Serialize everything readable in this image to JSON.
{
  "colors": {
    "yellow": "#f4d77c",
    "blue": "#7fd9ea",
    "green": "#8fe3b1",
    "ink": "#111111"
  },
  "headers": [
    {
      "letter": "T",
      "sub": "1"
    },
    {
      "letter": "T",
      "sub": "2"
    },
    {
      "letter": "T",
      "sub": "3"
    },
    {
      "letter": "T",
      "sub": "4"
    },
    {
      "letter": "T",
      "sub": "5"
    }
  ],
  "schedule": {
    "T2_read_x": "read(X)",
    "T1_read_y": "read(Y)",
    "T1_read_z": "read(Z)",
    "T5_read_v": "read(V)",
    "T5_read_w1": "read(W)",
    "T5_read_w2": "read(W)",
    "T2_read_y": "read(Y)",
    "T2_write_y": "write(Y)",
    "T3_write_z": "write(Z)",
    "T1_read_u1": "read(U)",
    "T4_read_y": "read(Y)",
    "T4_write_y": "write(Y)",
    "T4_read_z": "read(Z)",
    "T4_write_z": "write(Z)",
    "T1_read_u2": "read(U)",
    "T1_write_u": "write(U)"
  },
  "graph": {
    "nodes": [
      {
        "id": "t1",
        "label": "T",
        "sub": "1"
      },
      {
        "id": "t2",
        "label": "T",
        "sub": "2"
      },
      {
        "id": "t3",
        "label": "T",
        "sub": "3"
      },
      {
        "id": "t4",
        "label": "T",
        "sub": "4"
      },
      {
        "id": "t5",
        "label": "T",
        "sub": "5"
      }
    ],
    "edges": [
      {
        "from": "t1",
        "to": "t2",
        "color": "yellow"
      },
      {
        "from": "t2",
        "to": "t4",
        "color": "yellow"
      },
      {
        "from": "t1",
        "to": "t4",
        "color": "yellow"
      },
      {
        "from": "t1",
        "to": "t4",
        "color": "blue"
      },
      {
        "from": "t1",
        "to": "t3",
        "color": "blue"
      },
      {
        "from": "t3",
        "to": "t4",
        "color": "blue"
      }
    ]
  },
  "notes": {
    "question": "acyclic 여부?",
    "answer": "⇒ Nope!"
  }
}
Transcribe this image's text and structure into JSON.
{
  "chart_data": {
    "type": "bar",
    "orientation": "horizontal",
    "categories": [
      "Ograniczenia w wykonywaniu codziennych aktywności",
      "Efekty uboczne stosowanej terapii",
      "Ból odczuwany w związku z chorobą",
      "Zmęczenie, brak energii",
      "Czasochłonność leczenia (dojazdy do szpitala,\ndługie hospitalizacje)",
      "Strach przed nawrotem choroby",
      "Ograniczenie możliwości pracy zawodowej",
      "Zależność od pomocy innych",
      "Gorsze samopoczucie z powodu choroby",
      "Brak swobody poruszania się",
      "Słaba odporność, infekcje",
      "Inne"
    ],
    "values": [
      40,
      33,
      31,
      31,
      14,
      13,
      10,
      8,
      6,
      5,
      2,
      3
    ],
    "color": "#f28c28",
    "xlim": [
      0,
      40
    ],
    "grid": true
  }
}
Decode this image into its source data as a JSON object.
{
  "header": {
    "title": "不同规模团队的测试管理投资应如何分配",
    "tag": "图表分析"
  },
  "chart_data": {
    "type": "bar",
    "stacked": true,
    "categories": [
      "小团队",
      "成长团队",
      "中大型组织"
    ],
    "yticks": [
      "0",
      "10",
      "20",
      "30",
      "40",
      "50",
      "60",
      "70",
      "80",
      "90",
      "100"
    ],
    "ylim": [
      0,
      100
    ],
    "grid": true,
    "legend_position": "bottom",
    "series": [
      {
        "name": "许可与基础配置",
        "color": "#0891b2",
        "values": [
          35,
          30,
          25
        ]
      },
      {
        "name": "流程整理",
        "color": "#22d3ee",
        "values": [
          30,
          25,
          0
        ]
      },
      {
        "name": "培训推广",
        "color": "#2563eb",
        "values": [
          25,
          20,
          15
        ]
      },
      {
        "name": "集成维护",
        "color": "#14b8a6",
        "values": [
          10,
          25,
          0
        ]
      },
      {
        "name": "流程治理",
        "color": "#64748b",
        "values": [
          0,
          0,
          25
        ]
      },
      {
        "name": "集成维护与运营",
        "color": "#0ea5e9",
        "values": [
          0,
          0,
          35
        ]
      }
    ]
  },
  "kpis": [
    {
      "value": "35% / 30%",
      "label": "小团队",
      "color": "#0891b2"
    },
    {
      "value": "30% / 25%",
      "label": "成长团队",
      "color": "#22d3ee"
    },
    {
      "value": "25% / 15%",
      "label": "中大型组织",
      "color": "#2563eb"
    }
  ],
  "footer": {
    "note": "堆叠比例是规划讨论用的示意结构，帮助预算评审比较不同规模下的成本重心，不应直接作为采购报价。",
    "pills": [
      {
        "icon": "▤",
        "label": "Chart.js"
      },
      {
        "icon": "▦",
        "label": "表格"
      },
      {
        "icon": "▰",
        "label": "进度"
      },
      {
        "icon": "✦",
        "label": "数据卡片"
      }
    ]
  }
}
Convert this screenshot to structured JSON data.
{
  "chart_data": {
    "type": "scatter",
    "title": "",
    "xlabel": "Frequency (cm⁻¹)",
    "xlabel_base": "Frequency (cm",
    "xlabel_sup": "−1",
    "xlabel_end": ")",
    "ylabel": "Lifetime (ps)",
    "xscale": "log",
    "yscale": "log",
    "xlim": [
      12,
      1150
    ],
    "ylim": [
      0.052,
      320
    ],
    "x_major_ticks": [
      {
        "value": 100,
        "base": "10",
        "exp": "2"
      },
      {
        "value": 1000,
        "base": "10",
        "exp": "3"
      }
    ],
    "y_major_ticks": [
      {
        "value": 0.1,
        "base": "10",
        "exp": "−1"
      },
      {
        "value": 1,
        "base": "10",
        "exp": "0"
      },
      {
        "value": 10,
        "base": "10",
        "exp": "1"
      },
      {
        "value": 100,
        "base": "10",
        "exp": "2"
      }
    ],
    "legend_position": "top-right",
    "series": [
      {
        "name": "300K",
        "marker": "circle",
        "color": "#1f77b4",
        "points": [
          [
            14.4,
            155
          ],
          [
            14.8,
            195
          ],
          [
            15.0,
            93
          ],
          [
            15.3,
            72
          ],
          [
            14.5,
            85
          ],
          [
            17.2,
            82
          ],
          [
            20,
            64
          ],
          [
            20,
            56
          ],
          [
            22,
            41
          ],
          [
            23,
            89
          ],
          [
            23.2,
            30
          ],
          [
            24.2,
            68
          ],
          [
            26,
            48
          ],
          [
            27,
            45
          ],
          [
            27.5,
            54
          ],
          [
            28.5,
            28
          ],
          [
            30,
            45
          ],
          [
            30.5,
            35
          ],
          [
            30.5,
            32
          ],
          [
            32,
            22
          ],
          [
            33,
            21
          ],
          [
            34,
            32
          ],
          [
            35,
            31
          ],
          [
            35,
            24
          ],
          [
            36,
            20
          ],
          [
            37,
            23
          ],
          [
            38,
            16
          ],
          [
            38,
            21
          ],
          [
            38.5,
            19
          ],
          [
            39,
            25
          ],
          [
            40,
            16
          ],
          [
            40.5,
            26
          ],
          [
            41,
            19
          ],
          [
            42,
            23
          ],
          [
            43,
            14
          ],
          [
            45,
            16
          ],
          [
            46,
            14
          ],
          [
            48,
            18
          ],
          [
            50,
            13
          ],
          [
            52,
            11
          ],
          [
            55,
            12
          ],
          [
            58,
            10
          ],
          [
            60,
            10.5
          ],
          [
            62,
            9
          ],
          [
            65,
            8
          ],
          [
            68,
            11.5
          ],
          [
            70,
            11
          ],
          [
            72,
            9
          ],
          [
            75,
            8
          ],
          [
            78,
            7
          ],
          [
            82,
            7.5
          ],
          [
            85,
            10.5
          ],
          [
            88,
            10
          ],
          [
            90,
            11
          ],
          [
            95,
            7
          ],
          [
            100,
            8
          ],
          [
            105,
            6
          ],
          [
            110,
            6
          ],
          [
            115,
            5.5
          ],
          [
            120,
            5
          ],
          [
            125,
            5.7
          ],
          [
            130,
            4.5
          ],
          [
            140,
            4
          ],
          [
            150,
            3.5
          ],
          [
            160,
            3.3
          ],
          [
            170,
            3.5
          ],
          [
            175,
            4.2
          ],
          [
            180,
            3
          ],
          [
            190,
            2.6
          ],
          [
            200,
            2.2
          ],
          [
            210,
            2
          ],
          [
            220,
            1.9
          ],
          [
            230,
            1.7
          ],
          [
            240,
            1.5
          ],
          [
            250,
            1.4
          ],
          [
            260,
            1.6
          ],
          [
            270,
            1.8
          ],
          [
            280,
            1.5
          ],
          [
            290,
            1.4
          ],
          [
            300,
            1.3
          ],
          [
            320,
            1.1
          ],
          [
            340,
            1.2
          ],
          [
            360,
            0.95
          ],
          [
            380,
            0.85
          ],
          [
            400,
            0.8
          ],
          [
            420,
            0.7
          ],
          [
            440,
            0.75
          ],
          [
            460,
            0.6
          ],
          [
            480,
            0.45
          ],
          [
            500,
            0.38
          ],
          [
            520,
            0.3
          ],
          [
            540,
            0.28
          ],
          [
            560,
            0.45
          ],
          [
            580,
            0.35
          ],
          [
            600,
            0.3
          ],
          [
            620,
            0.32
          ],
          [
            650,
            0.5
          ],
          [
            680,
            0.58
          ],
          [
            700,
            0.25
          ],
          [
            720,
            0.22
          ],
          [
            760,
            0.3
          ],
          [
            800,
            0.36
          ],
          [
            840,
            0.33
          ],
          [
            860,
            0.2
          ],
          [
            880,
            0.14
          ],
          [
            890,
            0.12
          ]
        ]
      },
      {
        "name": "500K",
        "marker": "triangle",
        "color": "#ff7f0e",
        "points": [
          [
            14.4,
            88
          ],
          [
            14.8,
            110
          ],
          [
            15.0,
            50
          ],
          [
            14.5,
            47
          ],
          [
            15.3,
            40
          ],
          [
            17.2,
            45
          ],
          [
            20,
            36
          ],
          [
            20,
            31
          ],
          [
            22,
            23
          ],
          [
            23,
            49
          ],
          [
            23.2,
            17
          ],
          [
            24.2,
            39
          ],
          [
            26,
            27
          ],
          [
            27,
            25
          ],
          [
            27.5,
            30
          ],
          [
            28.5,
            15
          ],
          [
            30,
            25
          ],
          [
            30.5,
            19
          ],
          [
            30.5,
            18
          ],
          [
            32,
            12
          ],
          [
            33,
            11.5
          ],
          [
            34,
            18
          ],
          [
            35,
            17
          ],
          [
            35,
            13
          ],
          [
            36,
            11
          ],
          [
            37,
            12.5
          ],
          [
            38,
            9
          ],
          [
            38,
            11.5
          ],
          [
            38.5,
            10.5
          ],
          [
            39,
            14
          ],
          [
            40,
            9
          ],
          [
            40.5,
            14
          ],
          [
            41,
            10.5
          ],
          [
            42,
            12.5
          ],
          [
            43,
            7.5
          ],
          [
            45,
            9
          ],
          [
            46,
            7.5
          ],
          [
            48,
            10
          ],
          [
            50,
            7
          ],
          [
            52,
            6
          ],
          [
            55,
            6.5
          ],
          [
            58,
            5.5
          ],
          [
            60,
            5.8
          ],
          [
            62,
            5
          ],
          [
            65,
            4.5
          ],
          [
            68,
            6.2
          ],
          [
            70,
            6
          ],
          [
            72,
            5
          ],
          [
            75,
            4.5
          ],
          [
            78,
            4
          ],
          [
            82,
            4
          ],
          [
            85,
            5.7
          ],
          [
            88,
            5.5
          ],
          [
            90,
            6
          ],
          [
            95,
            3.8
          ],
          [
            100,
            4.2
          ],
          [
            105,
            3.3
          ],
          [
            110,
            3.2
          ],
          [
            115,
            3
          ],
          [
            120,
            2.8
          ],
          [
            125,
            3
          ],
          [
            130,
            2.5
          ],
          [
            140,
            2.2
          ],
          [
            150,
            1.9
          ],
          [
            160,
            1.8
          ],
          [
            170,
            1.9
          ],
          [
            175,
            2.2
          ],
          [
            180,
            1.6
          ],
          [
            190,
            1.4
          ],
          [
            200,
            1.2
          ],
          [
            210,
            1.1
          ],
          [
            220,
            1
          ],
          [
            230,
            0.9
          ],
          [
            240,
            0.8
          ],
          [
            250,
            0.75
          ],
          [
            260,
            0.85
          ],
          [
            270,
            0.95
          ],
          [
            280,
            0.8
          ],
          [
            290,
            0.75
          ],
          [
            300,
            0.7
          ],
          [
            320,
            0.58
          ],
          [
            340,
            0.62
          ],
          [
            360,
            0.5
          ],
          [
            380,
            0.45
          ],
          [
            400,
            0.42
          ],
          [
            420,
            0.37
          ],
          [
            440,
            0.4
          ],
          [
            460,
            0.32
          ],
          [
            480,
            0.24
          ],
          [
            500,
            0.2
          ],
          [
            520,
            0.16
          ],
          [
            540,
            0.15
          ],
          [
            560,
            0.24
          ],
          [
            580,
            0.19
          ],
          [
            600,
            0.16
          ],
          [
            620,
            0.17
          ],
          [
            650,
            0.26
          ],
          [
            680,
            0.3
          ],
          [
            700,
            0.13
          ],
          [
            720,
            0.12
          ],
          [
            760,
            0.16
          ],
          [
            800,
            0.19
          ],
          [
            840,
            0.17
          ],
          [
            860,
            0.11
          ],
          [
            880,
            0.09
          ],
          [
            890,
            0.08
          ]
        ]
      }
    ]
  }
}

- - - - - - -

# EXERCISE PROMPT:
Extract every line above that contains the word "into".

# TASK OUTPUT:
Transcribe this image's text and structure into JSON.
Decode this image into its source data as a JSON object.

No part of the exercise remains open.